**Source records**

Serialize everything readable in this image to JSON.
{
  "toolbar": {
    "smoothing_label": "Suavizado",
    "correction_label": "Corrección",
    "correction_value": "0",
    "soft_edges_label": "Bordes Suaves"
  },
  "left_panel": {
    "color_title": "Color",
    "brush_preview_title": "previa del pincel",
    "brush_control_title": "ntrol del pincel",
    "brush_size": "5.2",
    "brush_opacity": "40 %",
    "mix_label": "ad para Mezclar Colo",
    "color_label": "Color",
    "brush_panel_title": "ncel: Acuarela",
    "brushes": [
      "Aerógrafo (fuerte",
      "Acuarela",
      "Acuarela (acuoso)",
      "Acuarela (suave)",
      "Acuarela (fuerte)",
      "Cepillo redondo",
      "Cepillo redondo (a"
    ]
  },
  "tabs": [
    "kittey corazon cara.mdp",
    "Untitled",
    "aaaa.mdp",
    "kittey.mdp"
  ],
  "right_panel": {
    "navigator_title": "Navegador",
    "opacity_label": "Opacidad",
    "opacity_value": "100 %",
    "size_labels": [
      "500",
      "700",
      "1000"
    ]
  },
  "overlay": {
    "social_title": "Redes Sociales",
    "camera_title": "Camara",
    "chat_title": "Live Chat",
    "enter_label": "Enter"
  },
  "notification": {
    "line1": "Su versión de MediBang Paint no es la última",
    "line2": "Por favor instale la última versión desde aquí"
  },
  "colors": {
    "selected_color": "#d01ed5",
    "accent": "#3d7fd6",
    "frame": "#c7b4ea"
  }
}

**Task to carry out**
Copy every line that contains the string "última".

**Response**
    "line1": "Su versión de MediBang Paint no es la última",
    "line2": "Por favor instale la última versión desde aquí"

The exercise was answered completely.